- [Aim]: How many lines of these records hold the string "text"? Reply with the number alone.

*** Records for this exercise

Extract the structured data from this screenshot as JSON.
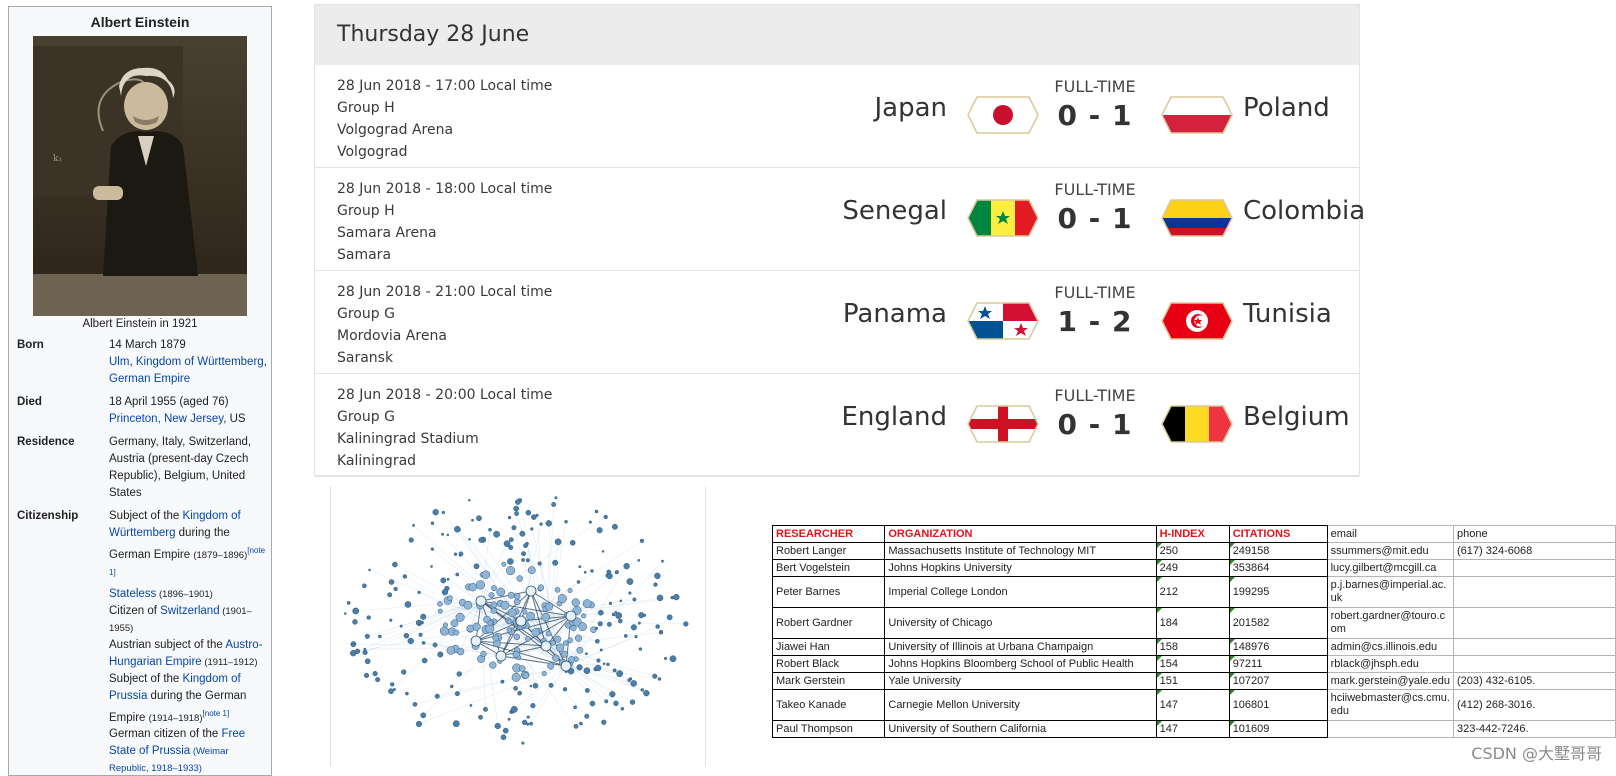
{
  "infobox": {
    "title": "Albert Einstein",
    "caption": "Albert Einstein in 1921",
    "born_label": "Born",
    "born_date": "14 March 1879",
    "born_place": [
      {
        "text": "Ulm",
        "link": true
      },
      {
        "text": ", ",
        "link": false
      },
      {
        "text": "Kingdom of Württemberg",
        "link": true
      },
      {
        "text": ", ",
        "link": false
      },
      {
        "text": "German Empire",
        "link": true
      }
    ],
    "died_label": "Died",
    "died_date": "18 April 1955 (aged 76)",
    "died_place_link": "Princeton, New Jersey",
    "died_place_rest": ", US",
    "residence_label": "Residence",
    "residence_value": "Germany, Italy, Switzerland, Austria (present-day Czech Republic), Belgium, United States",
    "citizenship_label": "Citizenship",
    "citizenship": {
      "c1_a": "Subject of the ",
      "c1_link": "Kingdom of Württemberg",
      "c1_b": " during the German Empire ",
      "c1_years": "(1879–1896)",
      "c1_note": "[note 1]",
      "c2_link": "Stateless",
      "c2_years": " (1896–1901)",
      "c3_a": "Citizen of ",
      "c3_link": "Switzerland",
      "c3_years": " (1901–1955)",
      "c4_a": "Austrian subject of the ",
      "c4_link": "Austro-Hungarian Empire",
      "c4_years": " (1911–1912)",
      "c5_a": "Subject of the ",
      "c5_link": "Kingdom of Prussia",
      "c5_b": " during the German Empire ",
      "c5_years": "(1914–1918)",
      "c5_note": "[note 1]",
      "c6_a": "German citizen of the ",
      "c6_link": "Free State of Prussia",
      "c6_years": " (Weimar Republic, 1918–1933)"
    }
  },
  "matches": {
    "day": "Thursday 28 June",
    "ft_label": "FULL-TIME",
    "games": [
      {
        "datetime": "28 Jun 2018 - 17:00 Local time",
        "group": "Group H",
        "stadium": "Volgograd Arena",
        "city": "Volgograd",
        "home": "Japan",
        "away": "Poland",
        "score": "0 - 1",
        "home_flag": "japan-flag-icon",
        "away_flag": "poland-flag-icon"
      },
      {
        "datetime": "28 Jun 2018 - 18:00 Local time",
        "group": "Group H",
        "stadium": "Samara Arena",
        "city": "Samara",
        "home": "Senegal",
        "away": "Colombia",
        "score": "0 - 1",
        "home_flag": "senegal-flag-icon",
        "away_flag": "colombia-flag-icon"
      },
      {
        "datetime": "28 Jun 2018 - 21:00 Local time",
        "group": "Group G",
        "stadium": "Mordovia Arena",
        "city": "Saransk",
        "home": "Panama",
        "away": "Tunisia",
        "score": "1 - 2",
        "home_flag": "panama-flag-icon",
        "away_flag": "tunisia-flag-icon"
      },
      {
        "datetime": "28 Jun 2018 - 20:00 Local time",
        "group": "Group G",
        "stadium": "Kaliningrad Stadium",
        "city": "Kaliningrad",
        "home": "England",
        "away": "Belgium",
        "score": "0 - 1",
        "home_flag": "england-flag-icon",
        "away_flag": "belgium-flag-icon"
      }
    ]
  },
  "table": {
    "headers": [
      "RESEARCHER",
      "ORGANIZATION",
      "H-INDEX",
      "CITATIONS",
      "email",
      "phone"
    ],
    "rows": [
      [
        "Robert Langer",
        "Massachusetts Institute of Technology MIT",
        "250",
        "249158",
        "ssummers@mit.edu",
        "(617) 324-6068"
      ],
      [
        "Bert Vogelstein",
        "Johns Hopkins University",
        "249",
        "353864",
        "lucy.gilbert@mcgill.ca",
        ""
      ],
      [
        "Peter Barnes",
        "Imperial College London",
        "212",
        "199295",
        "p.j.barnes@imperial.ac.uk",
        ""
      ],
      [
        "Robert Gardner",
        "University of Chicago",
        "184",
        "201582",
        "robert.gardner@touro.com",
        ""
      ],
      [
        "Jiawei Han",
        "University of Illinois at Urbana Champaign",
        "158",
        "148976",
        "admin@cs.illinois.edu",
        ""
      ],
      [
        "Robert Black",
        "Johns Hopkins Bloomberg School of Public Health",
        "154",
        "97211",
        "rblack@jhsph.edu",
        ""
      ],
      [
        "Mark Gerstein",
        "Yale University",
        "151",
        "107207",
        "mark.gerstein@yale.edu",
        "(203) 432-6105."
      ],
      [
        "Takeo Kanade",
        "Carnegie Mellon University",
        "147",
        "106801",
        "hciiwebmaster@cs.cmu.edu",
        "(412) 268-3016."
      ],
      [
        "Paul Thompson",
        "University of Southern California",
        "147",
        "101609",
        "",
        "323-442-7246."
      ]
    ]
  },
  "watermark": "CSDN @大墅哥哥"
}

******
*** Records for this exercise

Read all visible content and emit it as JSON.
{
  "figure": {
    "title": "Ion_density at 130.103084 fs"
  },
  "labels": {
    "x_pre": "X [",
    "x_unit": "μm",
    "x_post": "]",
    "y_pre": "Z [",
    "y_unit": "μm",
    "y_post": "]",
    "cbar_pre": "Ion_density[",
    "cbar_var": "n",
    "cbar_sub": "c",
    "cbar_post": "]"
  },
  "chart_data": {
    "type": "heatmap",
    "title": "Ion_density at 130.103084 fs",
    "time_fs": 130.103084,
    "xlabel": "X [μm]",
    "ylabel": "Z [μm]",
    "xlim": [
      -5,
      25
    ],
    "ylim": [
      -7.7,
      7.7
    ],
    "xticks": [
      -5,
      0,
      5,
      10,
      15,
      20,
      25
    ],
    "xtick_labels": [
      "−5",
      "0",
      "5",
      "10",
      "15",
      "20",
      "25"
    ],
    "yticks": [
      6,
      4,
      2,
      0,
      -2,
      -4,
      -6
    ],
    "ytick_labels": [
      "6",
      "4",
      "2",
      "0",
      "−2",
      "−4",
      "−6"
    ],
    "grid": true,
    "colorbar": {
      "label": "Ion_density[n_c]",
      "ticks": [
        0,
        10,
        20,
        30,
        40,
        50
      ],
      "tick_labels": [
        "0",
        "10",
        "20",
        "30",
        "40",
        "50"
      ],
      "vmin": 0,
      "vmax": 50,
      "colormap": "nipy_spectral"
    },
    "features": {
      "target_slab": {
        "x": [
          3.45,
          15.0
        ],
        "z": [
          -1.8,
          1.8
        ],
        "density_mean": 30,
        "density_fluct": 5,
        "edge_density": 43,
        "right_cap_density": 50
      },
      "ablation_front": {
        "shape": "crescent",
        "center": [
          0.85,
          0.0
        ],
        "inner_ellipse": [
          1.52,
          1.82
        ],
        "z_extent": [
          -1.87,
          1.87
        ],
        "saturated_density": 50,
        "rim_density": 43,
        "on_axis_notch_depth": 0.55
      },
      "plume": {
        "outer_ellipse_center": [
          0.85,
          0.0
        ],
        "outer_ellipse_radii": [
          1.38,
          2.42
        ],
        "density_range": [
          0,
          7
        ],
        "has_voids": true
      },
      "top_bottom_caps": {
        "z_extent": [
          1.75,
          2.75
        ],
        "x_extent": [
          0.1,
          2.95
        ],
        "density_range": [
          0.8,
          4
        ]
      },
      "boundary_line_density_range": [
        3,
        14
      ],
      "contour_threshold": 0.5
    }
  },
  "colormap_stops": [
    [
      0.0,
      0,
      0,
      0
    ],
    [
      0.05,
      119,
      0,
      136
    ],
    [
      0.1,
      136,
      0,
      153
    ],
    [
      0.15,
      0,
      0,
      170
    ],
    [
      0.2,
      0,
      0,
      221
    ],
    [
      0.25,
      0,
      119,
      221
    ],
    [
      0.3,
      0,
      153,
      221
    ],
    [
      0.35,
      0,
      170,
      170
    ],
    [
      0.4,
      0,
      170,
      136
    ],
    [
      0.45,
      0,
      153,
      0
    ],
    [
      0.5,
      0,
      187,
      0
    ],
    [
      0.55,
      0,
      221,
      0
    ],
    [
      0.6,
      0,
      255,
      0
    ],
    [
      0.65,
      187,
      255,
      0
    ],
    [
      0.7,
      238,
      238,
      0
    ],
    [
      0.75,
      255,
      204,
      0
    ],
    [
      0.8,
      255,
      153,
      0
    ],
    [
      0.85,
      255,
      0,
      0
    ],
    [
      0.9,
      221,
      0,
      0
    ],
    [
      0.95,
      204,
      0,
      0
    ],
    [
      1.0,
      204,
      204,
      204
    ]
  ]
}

******

- [Result below]: 5